What is required
Pick out each line below containing "true".
─── Items
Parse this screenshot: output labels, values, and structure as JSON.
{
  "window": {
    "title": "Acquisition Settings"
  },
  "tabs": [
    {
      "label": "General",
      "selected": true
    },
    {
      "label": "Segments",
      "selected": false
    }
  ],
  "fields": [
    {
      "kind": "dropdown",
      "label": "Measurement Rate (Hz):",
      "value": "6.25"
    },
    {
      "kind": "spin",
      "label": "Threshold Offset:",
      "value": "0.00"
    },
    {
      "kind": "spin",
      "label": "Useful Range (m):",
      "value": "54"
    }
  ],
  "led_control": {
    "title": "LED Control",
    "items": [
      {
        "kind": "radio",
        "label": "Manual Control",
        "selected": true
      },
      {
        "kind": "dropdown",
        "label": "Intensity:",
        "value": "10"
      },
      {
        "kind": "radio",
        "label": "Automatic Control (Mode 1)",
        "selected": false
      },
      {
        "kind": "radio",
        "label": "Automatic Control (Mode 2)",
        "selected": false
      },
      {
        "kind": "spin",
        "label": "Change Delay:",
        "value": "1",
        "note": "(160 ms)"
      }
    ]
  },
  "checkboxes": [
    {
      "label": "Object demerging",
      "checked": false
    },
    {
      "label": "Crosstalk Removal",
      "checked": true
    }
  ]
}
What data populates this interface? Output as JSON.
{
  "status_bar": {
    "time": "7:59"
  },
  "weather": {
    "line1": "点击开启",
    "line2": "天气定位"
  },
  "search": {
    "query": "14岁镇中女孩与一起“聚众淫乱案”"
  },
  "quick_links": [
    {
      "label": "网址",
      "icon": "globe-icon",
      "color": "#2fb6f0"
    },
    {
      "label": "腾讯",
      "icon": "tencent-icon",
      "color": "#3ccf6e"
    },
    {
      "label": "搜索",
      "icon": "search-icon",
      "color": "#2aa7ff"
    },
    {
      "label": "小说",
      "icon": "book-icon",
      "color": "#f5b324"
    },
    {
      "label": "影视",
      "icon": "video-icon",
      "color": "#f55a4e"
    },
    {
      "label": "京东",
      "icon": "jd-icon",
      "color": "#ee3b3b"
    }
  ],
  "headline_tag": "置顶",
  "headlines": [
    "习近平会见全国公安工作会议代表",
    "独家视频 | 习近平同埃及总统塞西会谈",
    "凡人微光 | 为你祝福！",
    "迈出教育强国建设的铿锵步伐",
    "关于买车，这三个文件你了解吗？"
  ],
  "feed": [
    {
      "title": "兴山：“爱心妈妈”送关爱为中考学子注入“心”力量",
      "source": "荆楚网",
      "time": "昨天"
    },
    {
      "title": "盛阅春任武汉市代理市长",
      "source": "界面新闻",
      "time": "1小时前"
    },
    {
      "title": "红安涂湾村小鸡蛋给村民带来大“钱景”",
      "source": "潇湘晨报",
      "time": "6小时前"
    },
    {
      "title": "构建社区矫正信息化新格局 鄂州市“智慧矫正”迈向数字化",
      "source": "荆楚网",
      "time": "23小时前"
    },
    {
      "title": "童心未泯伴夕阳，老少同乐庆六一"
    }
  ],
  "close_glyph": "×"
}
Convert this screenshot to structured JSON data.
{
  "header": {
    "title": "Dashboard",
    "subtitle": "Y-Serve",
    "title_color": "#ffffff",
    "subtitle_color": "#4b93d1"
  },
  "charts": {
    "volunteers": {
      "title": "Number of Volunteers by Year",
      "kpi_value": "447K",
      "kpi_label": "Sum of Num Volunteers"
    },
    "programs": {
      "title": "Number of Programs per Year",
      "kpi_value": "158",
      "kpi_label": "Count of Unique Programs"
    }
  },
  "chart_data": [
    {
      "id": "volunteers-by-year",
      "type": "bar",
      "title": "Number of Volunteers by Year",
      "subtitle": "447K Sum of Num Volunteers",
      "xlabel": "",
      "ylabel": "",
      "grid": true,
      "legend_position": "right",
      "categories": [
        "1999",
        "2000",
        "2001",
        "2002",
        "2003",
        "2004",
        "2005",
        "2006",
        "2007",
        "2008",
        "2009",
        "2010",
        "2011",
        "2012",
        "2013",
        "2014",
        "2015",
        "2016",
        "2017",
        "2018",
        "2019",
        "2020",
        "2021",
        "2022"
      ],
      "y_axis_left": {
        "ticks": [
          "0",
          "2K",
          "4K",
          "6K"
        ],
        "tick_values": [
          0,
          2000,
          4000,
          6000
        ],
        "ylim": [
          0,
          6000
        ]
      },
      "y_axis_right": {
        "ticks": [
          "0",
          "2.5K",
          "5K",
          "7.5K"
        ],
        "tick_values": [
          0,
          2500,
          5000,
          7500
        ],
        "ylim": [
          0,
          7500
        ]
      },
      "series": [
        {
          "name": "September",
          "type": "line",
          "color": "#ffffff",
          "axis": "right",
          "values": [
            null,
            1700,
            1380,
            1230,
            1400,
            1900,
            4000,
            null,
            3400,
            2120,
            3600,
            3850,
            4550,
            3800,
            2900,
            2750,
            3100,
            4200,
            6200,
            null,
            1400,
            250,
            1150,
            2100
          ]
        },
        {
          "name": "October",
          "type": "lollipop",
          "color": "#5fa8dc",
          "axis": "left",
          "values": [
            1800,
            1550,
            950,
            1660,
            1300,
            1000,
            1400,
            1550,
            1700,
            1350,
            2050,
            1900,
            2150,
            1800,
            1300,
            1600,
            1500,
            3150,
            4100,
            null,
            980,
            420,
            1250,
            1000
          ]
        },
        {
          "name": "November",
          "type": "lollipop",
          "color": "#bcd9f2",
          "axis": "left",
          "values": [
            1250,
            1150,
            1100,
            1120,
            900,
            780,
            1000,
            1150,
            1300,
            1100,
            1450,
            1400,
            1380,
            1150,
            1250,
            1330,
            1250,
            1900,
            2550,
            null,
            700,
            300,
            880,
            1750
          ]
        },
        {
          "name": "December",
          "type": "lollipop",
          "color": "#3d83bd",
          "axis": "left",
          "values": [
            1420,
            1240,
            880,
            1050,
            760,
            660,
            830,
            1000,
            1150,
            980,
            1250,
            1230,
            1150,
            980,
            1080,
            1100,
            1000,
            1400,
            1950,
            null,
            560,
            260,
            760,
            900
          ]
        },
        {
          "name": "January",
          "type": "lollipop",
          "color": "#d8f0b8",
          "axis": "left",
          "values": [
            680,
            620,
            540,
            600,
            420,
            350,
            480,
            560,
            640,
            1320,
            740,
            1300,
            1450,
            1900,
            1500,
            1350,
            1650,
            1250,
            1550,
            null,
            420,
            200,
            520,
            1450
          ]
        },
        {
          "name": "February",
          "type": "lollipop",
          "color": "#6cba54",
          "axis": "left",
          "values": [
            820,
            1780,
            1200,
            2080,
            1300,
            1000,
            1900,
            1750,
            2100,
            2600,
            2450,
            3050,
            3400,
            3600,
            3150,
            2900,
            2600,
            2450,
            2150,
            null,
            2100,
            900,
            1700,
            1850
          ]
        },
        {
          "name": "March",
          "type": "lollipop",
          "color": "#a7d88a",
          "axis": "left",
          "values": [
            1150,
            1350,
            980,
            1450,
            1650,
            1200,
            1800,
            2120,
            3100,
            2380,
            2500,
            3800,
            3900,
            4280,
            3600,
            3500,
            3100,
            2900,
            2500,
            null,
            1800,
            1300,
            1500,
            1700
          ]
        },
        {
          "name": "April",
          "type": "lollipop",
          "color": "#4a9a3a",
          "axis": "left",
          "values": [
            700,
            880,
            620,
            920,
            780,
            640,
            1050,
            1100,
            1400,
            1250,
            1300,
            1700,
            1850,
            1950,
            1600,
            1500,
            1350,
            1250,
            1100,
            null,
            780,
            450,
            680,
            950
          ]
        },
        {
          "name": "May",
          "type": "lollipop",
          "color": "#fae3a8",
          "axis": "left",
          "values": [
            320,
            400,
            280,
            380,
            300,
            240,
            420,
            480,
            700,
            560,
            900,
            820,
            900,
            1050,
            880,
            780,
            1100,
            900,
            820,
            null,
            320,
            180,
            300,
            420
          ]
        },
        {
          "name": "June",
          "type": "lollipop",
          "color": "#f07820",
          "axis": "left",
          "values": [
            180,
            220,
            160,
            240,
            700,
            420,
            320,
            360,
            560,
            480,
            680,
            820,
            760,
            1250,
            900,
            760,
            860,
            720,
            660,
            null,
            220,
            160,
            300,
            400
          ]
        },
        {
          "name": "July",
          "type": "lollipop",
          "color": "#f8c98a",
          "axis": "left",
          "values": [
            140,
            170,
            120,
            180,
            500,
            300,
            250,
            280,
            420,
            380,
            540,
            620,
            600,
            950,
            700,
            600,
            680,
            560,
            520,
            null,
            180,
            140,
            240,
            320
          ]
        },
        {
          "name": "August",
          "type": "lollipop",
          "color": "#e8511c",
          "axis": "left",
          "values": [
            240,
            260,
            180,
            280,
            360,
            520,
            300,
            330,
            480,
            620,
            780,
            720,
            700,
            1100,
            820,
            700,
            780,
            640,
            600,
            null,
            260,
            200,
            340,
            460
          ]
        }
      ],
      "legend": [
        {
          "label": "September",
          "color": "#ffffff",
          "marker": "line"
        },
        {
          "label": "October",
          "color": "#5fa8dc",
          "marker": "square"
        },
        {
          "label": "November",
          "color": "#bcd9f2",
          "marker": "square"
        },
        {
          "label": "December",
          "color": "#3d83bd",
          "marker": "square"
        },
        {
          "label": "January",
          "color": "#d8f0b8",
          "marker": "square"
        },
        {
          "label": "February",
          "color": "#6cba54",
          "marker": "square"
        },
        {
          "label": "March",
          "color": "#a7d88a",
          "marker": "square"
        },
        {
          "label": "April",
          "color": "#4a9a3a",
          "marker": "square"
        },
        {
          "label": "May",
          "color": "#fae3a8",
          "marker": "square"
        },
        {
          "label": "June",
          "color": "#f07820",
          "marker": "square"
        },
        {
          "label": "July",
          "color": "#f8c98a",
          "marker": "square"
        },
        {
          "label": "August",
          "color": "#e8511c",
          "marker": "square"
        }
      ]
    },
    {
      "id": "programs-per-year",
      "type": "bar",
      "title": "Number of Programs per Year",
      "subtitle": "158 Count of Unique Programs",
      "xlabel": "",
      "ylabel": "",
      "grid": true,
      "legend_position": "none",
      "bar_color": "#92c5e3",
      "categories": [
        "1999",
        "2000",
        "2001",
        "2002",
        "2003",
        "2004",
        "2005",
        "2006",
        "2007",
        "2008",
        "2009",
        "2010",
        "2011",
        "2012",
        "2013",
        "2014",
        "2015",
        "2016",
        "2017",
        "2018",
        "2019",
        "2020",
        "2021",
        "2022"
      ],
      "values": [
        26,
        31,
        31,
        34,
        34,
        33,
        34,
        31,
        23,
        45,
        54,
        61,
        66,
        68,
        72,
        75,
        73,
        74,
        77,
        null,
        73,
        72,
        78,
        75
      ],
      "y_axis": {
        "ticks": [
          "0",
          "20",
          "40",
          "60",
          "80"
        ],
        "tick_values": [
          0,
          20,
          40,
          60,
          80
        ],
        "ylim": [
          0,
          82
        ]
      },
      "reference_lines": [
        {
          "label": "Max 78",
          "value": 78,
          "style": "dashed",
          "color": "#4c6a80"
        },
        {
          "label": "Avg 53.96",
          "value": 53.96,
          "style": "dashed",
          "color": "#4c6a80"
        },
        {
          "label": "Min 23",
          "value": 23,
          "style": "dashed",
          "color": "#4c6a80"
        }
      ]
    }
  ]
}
──────
Solution to this task
      "selected": true
        "selected": true
      "checked": true
      "grid": true,
      "grid": true,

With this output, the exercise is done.